[Texto apresentado]
____________

Diagnose ou catequese?
Eis que, na reunião com os pais e mestres, o assunto veio à baila. Havia um professor-melancia no colégio: verde por fora e vermelho por dentro.
Era eu professor de Filosofia em colégio de alta classe social. Colégio religioso e feminino. As moças, de modo geral, eram estudiosas, atentas e disciplinadas. Eu procurava estudar a Filosofia pela História da Filosofia. Adotava um manual muito citado à época, de um autor espanhol, Manuel Garcia Morente, cuja escrita era muito adequada ao então colegial. Ao lado desse livro havia o de Leo Hubermann, para dar um contexto histórico de época. As coisas seguiam normalmente, mas o livro parava em Immanuel Kant e eu queria chegar ao existencialismo e à fenomenologia. E assim teria de passar por autores mais sensíveis, pela época, como Hegel e Marx. Quando foi a vez de Marx, entendi que deveria propor o Manifesto Comunista como leitura analítica e crítica. Mas, tratando-se de colégio religioso, resolvi que deveria propor a leitura da encíclica Populorum Progressio, do então papa Paulo VI. As estudantes ficaram excitadas. Ler Marx, no colegial, em escola religiosa, em plena ditadura, e que tinha no comunismo um dos seus bichos-papões. Para algumas alunas, o texto era expressão de uma realidade e que era assim mesmo. A saída do capitalismo sugerida por Marx era um absurdo. Contudo, achavam a posição da encíclica mais razoável.
Eis que na reunião com os pais e mestres, o assunto veio à baila. Havia um professor-melancia no colégio: verde por fora e vermelho por dentro. Além do mais, estava insinuando que o papa era de esquerda. A discussão esquentou. O Exército deveria ser comunicado, a Secretaria de Educação, a madre-geral etc. etc. Meus colegas saíram em defesa: liberdade de expressão, conhecimento da Filosofia, pluralidade e tudo o mais. Pouco adiantava! Foi quando resolvi intervir. Como a situação, previsivelmente, era delicada, eu havia me preparado. À época, o ministro da Educação era Jarbas Passarinho, que havia se posicionado a respeito do ensino do marxismo da seguinte maneira: a revolução aceita diagnose, mas não aceita catequese. Estava no Estadão. Além disso, a TV Cultura de São Paulo havia passado uma série sobre a China: Inside in the Red China. Creio que o diretor da tevê era o Coutinho Nogueira. Resolvi, então, após um debate acalorado, convidar os pais e as mães a assistirem minhas aulas sobre Marx e o marxismo e, se entendessem que ali havia catequese, poderiam solicitar minha demissão, que eu, de bom grado, aceitaria. Afinal, conhecer não ocupa lugar e um conhecimento mais preciso evitaria a disseminação de informações equivocadas. Os pais se aquietaram na reunião e nenhum deles veio participar das aulas.
Narro esse fato tanto para mostrar a liberdade de expressão que havia no dito colégio quanto para evidenciar o interesse das estudantes e a censura dos pais. Lembrei-me de um célebre texto de Sartre sobre a Resistência chamado A República do Silêncio. Talvez seja nos tempos da ditadura que se reconheça a preciosidade e a vivência da liberdade.

____________

[Material fornecido]
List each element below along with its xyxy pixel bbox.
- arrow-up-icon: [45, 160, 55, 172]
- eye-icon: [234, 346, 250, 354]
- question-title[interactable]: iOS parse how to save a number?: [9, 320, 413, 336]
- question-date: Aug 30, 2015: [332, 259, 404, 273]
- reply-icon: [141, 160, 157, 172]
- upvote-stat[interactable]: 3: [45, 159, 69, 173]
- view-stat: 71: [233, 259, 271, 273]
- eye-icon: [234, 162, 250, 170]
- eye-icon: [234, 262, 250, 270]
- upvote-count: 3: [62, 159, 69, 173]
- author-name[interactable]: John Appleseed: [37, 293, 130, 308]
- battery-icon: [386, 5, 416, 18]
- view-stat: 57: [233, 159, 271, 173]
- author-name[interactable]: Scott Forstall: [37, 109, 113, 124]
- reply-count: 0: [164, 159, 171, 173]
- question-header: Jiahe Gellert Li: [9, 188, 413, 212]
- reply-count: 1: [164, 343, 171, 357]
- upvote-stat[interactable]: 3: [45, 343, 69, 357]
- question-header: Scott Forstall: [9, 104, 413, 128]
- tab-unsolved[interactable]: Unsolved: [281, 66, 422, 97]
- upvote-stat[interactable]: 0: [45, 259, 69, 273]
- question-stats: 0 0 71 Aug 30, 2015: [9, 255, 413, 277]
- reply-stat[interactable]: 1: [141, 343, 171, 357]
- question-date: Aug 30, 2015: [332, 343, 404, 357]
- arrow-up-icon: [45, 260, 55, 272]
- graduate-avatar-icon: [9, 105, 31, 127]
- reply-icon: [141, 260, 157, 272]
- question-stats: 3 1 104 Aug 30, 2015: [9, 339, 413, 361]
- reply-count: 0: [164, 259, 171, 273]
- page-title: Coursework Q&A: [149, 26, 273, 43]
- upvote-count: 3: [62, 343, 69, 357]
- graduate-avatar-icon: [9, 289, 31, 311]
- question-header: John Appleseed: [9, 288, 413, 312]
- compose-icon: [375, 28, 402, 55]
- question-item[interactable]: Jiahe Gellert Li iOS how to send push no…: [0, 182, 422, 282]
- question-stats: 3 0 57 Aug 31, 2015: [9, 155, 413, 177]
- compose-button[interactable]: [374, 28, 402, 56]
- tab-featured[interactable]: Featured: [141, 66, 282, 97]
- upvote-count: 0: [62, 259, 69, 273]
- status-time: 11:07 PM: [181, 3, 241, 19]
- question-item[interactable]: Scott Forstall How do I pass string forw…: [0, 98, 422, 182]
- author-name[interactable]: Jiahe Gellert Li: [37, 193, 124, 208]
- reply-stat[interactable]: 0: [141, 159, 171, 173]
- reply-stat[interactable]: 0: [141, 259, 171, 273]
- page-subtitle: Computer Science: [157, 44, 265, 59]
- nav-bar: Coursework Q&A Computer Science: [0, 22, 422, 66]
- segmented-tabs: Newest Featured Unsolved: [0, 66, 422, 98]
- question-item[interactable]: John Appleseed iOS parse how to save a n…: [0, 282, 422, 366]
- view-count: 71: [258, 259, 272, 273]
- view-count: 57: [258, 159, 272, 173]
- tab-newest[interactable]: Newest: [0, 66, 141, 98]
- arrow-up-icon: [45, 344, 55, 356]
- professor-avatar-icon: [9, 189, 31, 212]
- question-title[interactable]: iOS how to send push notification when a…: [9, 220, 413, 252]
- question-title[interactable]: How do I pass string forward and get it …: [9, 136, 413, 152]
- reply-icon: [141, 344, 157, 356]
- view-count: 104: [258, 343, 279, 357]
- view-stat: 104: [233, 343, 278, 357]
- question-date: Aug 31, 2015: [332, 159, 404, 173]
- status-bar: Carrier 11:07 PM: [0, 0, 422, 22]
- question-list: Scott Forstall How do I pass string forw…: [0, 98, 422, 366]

____________

[Item da tarefa]
Reproduza fielmente o trecho do texto apresentado que começa em "Narro esse fato" e termina em "vivência da liberdade.".

[Resposta da tarefa]
Narro esse fato tanto para mostrar a liberdade de expressão que havia no dito colégio quanto para evidenciar o interesse das estudantes e a censura dos pais. Lembrei-me de um célebre texto de Sartre sobre a Resistência chamado A República do Silêncio. Talvez seja nos tempos da ditadura que se reconheça a preciosidade e a vivência da liberdade.